* **GIVEN TASK**: Convert the lines, starting at the one that contains "header-value: आयात मूल्य" and ending at the one that contains "table-row: कालो मरिच", into a JSON list of strings with one string per line and no blank lines.

Layout element annotations:
-- -- --

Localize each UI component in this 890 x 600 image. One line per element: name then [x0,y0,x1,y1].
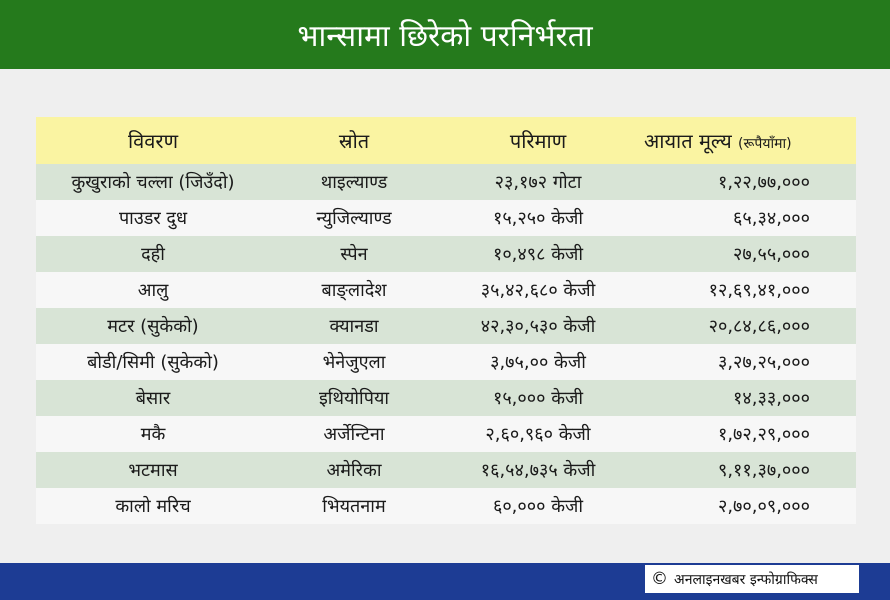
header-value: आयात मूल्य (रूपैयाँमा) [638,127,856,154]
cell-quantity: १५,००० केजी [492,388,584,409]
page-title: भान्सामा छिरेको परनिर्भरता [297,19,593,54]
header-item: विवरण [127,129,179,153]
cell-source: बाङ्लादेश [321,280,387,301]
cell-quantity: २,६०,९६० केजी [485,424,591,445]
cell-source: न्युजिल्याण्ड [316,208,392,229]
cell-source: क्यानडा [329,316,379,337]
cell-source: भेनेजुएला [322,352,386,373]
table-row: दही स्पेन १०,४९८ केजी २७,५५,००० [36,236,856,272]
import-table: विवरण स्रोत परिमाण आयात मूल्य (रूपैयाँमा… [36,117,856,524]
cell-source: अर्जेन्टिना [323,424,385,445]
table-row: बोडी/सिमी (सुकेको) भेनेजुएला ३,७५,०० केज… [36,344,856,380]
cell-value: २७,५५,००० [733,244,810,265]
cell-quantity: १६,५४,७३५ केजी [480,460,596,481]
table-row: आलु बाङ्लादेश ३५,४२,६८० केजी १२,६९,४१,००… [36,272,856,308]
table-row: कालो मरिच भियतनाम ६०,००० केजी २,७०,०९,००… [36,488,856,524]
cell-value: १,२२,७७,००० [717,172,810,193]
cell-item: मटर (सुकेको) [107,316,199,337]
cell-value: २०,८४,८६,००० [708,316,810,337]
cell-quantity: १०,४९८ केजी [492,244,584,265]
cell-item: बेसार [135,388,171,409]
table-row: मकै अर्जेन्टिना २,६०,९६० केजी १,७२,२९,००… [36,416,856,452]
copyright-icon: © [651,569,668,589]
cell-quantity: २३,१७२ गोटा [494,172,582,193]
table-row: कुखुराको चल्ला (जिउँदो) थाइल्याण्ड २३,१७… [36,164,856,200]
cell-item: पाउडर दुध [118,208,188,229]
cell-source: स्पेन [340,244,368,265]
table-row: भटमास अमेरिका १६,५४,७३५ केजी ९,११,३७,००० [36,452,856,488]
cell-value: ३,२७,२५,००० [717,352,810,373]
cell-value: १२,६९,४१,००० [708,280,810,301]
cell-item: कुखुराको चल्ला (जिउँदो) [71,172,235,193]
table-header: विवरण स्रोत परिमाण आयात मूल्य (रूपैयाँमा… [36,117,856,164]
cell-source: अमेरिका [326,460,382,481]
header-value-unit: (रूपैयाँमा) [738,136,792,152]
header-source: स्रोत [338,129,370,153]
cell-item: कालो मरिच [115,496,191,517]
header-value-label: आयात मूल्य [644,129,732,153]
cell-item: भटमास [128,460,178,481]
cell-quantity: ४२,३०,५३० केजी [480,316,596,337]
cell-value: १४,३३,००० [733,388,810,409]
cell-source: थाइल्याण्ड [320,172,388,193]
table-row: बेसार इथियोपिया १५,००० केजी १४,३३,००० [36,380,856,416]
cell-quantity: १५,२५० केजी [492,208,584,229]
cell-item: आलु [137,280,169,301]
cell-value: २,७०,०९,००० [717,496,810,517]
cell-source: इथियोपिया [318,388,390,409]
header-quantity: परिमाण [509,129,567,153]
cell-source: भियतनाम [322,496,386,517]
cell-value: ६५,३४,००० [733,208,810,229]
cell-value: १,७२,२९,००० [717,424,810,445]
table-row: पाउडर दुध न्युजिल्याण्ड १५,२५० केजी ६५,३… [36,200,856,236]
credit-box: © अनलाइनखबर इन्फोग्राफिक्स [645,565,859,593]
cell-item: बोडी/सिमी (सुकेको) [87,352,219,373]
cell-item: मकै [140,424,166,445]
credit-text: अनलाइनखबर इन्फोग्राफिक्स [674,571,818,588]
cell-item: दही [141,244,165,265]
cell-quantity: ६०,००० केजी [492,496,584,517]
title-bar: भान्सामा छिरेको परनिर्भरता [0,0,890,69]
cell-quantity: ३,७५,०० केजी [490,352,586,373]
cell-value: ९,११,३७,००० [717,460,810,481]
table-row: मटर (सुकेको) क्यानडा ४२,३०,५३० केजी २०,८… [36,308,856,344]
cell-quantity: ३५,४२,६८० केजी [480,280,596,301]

-- -- --

* **SOLVED EXERCISE**:
[
  "header-value: आयात मूल्य (रूपैयाँमा) [638,127,856,154]",
  "cell-quantity: १५,००० केजी [492,388,584,409]",
  "page-title: भान्सामा छिरेको परनिर्भरता [297,19,593,54]",
  "header-item: विवरण [127,129,179,153]",
  "cell-source: बाङ्लादेश [321,280,387,301]",
  "cell-quantity: २,६०,९६० केजी [485,424,591,445]",
  "cell-source: न्युजिल्याण्ड [316,208,392,229]",
  "cell-source: क्यानडा [329,316,379,337]",
  "cell-source: भेनेजुएला [322,352,386,373]",
  "table-row: दही स्पेन १०,४९८ केजी २७,५५,००० [36,236,856,272]",
  "import-table: विवरण स्रोत परिमाण आयात मूल्य (रूपैयाँमा… [36,117,856,524]",
  "cell-source: अर्जेन्टिना [323,424,385,445]",
  "table-row: बोडी/सिमी (सुकेको) भेनेजुएला ३,७५,०० केज… [36,344,856,380]",
  "cell-value: २७,५५,००० [733,244,810,265]",
  "cell-quantity: १६,५४,७३५ केजी [480,460,596,481]",
  "table-row: आलु बाङ्लादेश ३५,४२,६८० केजी १२,६९,४१,००… [36,272,856,308]",
  "table-row: कालो मरिच भियतनाम ६०,००० केजी २,७०,०९,००… [36,488,856,524]"
]